**REQUIREMENT**. Gather every line in the records below that contains the word "diamond".

Raw records

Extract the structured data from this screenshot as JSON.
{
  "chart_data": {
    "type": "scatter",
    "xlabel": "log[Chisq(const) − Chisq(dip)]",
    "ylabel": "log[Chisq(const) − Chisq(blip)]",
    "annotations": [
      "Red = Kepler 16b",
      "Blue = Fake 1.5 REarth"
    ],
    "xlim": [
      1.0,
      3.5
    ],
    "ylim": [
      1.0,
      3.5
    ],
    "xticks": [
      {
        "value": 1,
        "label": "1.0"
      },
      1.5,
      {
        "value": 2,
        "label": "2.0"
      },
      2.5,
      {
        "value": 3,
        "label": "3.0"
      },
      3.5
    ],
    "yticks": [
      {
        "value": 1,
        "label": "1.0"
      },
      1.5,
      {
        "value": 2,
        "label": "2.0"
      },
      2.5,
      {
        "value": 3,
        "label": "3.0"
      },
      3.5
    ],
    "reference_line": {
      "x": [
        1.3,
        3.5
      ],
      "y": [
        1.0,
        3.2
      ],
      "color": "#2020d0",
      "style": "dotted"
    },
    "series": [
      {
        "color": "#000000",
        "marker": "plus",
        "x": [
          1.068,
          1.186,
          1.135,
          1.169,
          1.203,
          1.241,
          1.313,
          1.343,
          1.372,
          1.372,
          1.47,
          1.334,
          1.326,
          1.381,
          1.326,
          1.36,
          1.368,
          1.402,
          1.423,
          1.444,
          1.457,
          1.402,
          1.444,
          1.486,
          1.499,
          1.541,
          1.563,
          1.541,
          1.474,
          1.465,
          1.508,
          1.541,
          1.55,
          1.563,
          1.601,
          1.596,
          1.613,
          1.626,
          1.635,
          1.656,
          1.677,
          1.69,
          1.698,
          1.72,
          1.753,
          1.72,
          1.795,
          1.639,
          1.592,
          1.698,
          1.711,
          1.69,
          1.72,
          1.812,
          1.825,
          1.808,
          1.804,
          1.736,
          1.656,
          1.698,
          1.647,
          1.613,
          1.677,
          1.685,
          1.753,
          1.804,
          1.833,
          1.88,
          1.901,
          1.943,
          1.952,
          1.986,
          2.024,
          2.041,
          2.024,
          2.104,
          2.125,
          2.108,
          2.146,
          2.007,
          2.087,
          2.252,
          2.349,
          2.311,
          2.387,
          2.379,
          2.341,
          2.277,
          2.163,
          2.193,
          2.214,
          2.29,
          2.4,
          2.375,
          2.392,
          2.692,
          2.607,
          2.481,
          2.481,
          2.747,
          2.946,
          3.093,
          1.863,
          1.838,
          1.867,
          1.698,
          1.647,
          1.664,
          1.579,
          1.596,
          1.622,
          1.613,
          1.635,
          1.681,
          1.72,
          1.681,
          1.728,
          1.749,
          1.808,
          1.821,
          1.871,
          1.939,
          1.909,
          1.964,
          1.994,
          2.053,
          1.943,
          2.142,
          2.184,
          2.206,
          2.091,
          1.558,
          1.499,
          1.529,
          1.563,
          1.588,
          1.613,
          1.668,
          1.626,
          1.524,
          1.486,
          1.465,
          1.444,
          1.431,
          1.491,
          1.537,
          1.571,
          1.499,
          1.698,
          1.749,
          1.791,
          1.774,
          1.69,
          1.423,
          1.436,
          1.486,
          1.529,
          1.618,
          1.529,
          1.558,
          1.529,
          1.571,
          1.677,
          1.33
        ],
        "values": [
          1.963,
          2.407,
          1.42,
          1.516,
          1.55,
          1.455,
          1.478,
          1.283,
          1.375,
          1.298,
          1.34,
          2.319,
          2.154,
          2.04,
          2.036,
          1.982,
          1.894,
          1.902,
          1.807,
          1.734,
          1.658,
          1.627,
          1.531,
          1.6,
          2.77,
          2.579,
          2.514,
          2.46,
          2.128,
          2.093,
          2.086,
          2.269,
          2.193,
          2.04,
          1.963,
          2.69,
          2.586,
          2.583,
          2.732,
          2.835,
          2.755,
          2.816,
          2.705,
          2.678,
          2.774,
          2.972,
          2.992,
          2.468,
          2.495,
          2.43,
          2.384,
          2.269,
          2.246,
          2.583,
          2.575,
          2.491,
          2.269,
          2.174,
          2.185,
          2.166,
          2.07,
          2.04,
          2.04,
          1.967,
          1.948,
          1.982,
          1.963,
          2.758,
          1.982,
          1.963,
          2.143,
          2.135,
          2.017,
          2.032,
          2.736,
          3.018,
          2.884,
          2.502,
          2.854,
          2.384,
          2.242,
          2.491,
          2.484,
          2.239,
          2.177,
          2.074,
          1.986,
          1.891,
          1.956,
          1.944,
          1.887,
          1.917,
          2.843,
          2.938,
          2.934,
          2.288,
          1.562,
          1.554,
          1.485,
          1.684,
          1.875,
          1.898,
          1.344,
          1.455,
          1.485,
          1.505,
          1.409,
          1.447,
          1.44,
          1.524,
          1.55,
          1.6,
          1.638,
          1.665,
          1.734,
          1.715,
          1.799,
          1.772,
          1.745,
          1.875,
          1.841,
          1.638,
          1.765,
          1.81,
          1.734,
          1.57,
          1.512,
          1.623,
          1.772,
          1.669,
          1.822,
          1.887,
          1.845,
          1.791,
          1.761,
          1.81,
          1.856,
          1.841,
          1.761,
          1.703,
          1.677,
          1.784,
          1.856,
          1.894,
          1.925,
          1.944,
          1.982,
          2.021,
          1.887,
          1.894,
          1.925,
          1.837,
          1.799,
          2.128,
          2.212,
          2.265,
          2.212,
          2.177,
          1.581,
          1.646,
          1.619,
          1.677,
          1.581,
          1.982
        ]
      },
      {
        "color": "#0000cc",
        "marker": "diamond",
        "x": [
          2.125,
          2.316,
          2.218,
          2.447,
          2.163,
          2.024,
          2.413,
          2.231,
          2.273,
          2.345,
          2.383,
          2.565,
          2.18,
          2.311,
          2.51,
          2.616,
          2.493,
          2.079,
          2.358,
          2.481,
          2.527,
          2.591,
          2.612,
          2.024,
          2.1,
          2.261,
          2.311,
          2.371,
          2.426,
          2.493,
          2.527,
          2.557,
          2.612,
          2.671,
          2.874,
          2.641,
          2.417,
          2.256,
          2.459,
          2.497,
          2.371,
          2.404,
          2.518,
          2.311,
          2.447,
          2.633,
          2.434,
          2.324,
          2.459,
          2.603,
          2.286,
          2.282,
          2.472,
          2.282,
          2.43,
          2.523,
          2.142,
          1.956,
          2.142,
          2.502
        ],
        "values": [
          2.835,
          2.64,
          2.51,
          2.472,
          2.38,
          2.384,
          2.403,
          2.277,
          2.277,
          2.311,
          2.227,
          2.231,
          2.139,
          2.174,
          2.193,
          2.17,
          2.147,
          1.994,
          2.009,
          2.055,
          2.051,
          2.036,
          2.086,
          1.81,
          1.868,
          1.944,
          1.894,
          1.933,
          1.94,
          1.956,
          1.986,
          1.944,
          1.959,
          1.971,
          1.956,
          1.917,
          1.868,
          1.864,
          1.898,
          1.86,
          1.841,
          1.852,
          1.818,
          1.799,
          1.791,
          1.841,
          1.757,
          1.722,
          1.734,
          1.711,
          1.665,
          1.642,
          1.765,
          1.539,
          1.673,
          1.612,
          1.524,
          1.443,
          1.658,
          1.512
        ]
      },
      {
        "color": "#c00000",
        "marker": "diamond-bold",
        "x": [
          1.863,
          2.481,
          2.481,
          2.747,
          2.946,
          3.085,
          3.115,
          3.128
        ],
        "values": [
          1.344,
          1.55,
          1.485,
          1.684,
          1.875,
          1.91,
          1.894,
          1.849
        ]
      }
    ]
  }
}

**RESULT OF THE EXERCISE**.
        "marker": "diamond",
        "marker": "diamond-bold",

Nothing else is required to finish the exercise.